**THE PROBLEM:** Omit the pictures and output every entry below exactly as written.

-------- RAW DATA --------

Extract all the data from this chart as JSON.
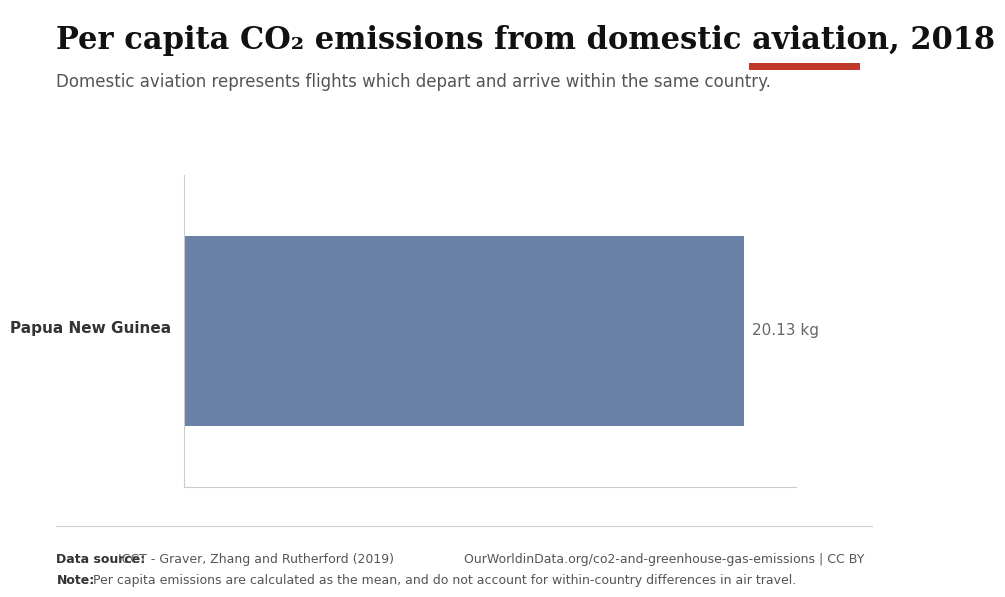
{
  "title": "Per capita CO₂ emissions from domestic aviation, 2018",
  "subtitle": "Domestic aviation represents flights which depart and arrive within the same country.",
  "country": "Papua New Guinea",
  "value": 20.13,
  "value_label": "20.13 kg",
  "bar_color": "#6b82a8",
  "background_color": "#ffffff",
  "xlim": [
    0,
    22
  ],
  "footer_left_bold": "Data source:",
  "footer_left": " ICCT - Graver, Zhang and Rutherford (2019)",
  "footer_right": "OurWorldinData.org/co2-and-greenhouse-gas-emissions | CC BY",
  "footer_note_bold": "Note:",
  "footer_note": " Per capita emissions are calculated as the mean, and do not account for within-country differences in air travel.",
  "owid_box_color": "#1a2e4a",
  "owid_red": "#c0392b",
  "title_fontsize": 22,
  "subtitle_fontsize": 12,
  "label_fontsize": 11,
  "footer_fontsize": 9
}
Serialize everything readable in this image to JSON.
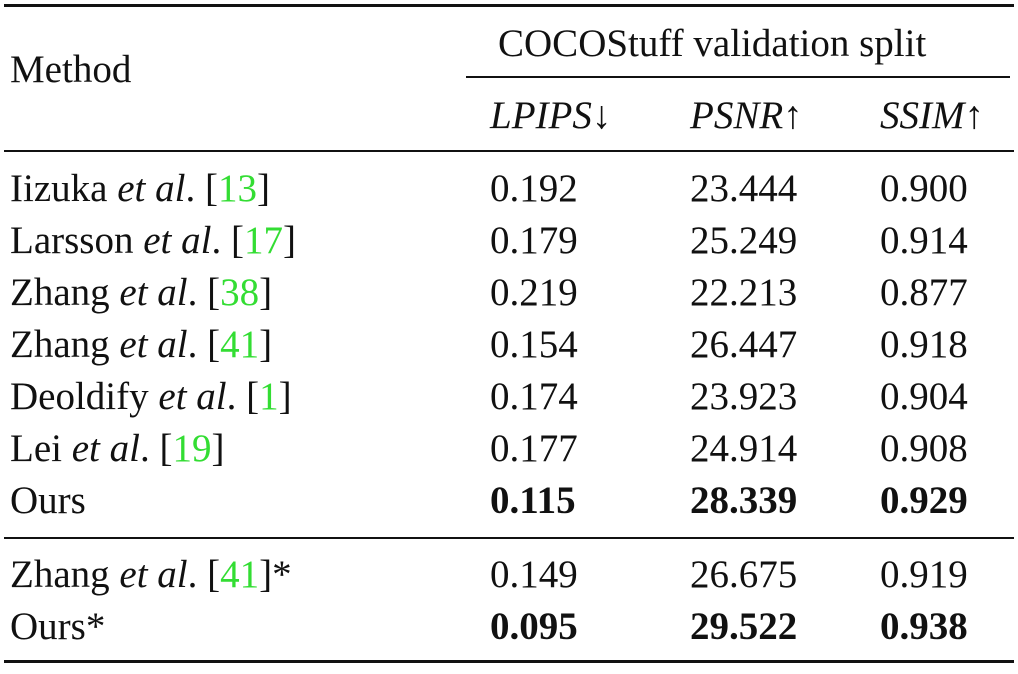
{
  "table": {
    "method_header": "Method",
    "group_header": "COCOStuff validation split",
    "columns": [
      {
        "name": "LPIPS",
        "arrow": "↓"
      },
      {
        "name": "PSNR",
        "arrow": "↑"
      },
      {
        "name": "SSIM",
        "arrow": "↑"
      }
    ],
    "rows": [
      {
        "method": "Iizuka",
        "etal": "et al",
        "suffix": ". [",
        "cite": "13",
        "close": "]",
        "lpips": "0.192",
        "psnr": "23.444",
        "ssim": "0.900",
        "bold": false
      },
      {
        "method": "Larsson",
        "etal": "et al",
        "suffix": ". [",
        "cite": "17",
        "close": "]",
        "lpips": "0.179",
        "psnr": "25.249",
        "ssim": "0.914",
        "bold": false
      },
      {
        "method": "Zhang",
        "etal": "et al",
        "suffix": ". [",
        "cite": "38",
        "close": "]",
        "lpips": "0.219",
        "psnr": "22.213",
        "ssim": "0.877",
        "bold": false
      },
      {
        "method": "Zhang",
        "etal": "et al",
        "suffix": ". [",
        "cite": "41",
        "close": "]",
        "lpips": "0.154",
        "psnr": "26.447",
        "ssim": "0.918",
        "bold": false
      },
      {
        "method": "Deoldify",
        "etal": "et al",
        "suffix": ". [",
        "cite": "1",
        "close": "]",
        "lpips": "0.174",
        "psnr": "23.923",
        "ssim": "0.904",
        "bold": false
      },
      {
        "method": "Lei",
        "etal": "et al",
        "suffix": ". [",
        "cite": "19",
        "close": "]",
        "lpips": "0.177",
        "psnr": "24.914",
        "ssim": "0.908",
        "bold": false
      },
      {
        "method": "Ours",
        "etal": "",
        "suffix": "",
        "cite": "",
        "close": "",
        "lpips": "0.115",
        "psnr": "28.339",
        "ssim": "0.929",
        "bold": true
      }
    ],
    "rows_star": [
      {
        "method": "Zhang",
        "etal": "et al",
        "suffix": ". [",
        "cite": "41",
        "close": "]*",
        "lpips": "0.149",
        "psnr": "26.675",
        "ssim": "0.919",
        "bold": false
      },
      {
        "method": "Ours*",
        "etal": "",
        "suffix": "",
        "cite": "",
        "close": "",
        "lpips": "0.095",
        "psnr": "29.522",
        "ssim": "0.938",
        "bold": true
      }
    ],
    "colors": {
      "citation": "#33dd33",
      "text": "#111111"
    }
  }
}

--------

**TASK RESULT:**
Extract all the data from this chart as JSON.
{
  "title": "Per capita CO₂ emissions from domestic aviation, 2018",
  "subtitle": "Domestic aviation represents flights which depart and arrive within the same country.",
  "country": "Papua New Guinea",
  "value": 20.13,
  "value_label": "20.13 kg",
  "bar_color": "#6b82a8",
  "background_color": "#ffffff",
  "xlim": [
    0,
    22
  ],
  "footer_left_bold": "Data source:",
  "footer_left": " ICCT - Graver, Zhang and Rutherford (2019)",
  "footer_right": "OurWorldinData.org/co2-and-greenhouse-gas-emissions | CC BY",
  "footer_note_bold": "Note:",
  "footer_note": " Per capita emissions are calculated as the mean, and do not account for within-country differences in air travel.",
  "owid_box_color": "#1a2e4a",
  "owid_red": "#c0392b",
  "title_fontsize": 22,
  "subtitle_fontsize": 12,
  "label_fontsize": 11,
  "footer_fontsize": 9
}
Serialize everything readable in this image to JSON.
{
  "table": {
    "method_header": "Method",
    "group_header": "COCOStuff validation split",
    "columns": [
      {
        "name": "LPIPS",
        "arrow": "↓"
      },
      {
        "name": "PSNR",
        "arrow": "↑"
      },
      {
        "name": "SSIM",
        "arrow": "↑"
      }
    ],
    "rows": [
      {
        "method": "Iizuka",
        "etal": "et al",
        "suffix": ". [",
        "cite": "13",
        "close": "]",
        "lpips": "0.192",
        "psnr": "23.444",
        "ssim": "0.900",
        "bold": false
      },
      {
        "method": "Larsson",
        "etal": "et al",
        "suffix": ". [",
        "cite": "17",
        "close": "]",
        "lpips": "0.179",
        "psnr": "25.249",
        "ssim": "0.914",
        "bold": false
      },
      {
        "method": "Zhang",
        "etal": "et al",
        "suffix": ". [",
        "cite": "38",
        "close": "]",
        "lpips": "0.219",
        "psnr": "22.213",
        "ssim": "0.877",
        "bold": false
      },
      {
        "method": "Zhang",
        "etal": "et al",
        "suffix": ". [",
        "cite": "41",
        "close": "]",
        "lpips": "0.154",
        "psnr": "26.447",
        "ssim": "0.918",
        "bold": false
      },
      {
        "method": "Deoldify",
        "etal": "et al",
        "suffix": ". [",
        "cite": "1",
        "close": "]",
        "lpips": "0.174",
        "psnr": "23.923",
        "ssim": "0.904",
        "bold": false
      },
      {
        "method": "Lei",
        "etal": "et al",
        "suffix": ". [",
        "cite": "19",
        "close": "]",
        "lpips": "0.177",
        "psnr": "24.914",
        "ssim": "0.908",
        "bold": false
      },
      {
        "method": "Ours",
        "etal": "",
        "suffix": "",
        "cite": "",
        "close": "",
        "lpips": "0.115",
        "psnr": "28.339",
        "ssim": "0.929",
        "bold": true
      }
    ],
    "rows_star": [
      {
        "method": "Zhang",
        "etal": "et al",
        "suffix": ". [",
        "cite": "41",
        "close": "]*",
        "lpips": "0.149",
        "psnr": "26.675",
        "ssim": "0.919",
        "bold": false
      },
      {
        "method": "Ours*",
        "etal": "",
        "suffix": "",
        "cite": "",
        "close": "",
        "lpips": "0.095",
        "psnr": "29.522",
        "ssim": "0.938",
        "bold": true
      }
    ],
    "colors": {
      "citation": "#33dd33",
      "text": "#111111"
    }
  }
}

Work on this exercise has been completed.